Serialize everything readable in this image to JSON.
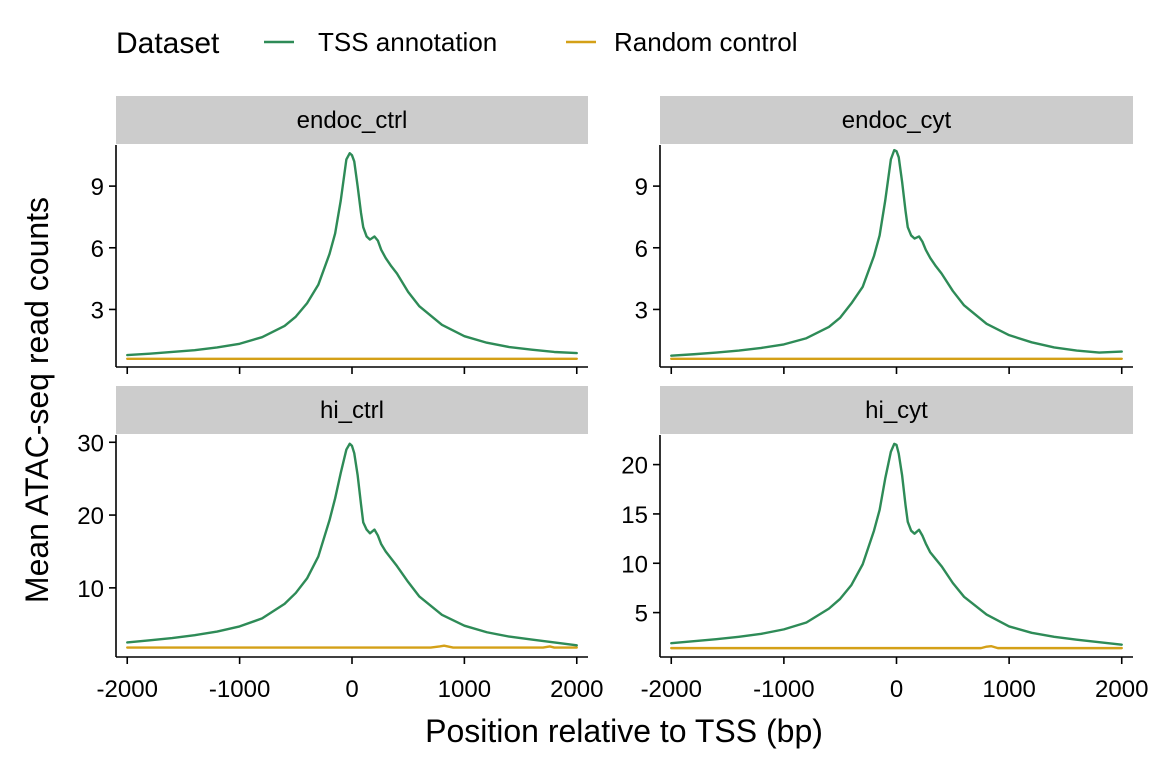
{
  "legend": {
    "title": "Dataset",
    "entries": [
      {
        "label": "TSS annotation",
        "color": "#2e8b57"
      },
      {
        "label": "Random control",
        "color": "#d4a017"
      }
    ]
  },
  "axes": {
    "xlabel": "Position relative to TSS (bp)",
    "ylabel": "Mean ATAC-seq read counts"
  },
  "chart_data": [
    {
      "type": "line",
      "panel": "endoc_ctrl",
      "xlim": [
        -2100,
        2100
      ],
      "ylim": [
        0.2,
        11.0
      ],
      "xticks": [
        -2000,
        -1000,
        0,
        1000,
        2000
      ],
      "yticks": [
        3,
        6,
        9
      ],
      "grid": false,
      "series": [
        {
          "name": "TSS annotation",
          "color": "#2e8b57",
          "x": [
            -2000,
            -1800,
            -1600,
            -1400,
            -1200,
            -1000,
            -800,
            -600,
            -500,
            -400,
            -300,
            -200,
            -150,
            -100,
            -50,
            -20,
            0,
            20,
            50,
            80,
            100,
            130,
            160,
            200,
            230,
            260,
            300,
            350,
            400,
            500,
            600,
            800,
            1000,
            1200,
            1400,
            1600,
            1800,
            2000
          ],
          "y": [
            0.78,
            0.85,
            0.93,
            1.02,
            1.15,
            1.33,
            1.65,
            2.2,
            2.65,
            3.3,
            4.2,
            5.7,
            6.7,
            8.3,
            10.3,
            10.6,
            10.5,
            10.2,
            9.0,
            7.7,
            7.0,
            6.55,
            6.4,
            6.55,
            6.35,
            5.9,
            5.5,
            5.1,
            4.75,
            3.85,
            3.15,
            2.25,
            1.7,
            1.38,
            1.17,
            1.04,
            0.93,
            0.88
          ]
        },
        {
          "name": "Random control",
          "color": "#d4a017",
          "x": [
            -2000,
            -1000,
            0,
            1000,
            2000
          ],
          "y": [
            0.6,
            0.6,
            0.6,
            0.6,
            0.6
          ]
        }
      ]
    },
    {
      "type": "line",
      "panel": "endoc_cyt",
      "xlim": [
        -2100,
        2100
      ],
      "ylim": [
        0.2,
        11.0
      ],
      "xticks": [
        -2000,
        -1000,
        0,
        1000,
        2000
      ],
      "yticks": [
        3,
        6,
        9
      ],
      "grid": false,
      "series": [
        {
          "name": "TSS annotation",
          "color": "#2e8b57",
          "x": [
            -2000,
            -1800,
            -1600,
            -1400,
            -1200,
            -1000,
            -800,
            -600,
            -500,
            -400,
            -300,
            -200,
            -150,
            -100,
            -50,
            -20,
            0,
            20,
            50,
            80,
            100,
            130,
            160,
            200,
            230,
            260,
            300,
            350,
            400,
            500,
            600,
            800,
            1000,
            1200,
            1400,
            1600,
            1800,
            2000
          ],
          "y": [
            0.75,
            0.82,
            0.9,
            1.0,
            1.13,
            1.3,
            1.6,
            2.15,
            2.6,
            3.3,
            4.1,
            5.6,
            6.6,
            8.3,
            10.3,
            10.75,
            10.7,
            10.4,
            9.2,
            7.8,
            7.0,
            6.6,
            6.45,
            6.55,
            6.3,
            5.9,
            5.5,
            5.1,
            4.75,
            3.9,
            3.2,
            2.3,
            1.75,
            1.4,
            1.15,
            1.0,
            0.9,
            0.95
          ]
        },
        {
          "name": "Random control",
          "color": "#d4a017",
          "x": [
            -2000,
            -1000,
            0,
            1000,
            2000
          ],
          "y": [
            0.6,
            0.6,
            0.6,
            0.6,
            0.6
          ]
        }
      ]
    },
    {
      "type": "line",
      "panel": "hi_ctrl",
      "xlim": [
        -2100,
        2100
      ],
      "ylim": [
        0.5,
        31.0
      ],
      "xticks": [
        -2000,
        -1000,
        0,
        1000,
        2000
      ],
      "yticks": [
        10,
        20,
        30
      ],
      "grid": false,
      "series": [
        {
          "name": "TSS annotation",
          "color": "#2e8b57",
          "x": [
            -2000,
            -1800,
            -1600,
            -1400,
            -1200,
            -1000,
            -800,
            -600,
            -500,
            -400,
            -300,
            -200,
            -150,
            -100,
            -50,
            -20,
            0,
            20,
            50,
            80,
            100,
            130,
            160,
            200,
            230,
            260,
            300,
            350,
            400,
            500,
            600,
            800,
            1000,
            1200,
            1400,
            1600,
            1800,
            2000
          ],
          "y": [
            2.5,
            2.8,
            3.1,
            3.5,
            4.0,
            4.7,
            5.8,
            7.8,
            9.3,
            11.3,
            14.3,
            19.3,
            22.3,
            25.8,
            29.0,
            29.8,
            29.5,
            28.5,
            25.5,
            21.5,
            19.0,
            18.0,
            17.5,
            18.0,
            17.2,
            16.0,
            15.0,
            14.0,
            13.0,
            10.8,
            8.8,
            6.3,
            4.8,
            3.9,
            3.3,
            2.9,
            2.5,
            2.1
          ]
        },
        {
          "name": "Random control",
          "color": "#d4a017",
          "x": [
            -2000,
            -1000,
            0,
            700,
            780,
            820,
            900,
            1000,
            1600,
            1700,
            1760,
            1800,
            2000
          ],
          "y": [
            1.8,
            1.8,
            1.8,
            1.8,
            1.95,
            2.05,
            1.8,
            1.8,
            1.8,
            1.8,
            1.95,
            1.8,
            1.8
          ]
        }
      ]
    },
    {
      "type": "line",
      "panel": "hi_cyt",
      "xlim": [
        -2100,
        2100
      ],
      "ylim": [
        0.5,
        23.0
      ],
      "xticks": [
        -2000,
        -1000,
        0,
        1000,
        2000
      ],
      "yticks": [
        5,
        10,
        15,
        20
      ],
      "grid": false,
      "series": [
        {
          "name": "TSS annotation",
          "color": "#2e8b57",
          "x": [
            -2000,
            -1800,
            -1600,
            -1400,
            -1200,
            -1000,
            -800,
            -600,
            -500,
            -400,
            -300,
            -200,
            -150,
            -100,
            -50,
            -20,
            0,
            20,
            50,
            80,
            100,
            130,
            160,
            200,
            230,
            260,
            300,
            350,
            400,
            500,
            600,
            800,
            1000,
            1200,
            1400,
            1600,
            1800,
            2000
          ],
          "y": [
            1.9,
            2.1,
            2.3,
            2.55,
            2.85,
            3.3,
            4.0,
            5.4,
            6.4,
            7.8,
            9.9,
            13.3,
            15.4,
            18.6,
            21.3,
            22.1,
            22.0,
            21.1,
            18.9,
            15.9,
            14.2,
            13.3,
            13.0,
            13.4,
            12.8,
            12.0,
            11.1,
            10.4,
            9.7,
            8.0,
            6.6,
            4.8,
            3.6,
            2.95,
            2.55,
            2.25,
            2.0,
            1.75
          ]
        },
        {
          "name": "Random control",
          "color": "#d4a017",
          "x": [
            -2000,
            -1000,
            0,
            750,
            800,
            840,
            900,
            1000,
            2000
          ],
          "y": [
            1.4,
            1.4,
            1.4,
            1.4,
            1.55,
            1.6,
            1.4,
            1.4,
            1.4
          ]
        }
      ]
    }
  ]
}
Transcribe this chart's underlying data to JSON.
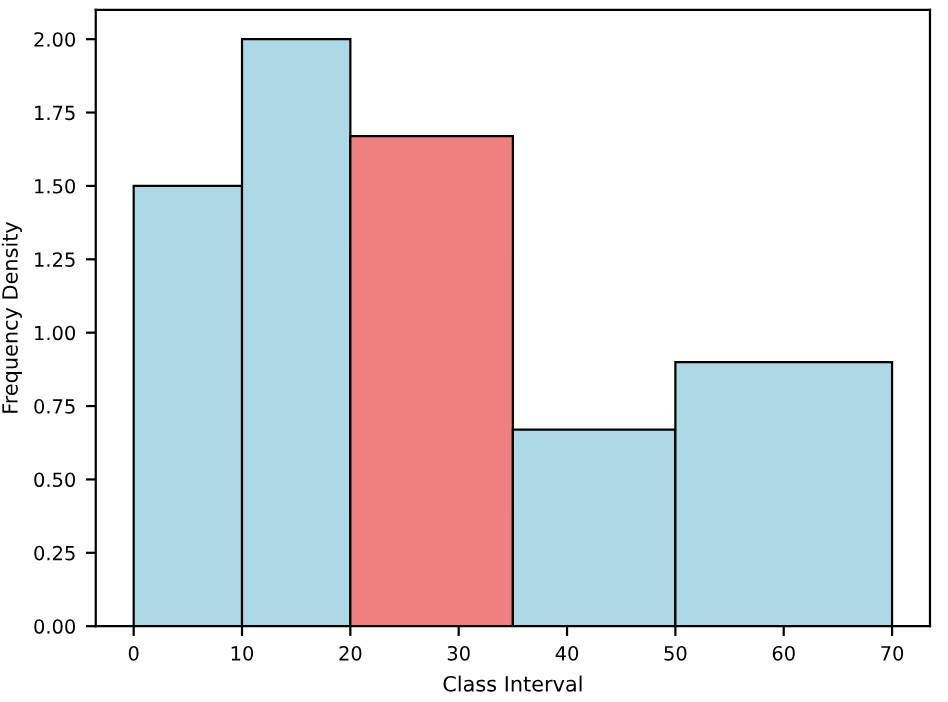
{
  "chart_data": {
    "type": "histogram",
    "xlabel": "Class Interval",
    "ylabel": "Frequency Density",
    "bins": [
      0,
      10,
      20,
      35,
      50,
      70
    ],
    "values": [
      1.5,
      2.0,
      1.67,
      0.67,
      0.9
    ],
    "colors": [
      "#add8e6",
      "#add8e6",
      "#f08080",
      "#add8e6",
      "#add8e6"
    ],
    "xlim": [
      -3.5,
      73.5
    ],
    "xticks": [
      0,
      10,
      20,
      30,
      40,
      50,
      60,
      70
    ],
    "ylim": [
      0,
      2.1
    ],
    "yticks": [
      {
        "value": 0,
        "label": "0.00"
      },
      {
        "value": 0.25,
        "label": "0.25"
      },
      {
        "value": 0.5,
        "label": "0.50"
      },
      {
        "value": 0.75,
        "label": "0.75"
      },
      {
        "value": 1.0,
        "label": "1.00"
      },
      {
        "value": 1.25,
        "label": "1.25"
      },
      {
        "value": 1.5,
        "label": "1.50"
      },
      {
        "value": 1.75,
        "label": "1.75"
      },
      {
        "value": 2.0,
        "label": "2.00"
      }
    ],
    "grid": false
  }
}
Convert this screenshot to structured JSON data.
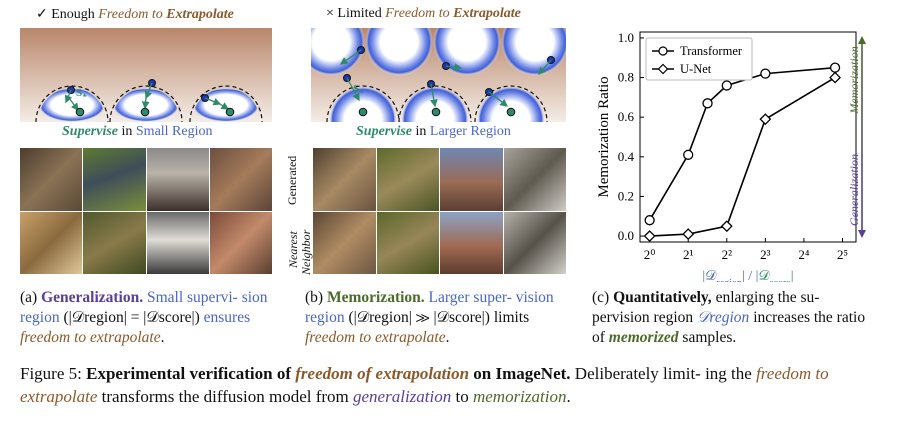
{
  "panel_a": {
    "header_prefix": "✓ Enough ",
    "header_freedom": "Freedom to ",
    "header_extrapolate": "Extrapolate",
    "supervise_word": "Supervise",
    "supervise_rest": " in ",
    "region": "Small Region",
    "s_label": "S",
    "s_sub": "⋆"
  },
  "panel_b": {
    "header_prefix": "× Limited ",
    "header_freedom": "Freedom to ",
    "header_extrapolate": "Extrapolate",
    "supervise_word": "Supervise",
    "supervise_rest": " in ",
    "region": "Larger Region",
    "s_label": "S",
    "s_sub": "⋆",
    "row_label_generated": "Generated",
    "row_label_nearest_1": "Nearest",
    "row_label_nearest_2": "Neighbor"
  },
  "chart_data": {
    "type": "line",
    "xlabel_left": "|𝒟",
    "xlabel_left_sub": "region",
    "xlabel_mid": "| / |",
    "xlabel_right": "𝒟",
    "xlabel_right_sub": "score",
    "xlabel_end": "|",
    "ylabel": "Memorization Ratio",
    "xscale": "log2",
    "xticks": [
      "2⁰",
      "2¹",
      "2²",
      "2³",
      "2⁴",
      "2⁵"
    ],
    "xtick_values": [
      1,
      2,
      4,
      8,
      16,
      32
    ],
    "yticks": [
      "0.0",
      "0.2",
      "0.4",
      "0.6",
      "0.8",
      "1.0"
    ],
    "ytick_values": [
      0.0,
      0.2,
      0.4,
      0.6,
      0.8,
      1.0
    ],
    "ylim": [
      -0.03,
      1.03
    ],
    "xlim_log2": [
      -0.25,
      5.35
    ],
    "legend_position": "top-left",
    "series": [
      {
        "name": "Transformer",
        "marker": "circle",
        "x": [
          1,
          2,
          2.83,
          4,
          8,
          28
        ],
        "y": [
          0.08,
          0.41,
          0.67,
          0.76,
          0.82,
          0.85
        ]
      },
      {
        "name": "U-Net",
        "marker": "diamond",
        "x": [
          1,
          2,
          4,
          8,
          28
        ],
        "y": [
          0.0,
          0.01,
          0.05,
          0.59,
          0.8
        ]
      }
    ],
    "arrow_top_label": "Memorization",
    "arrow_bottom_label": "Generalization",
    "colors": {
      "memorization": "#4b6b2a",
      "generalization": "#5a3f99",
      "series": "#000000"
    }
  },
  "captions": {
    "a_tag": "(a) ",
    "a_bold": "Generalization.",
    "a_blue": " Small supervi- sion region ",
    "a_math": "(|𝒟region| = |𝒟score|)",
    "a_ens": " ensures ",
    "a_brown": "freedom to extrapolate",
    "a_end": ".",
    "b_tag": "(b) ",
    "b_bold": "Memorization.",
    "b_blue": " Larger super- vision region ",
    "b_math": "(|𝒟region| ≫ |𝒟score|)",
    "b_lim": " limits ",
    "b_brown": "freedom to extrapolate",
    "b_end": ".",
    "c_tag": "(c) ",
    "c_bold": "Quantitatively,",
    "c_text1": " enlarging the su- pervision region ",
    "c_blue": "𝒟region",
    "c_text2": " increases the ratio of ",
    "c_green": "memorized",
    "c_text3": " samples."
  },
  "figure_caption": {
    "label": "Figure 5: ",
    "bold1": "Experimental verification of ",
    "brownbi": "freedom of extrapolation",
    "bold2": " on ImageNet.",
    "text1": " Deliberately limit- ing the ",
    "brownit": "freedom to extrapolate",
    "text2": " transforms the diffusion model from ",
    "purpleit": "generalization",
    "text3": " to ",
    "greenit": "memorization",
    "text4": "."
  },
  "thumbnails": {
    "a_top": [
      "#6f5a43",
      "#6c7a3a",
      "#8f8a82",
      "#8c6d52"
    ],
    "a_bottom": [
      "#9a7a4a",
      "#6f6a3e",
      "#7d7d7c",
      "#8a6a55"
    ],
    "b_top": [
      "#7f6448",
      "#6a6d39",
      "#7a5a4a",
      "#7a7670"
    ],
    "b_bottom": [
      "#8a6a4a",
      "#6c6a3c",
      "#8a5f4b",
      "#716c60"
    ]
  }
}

● **PROBLEM DESCRIPTION**
Report the number of lines in the listing where the string "𝒟region" appears, and nothing besides.

● **OUTPUT OF THE TASK**
3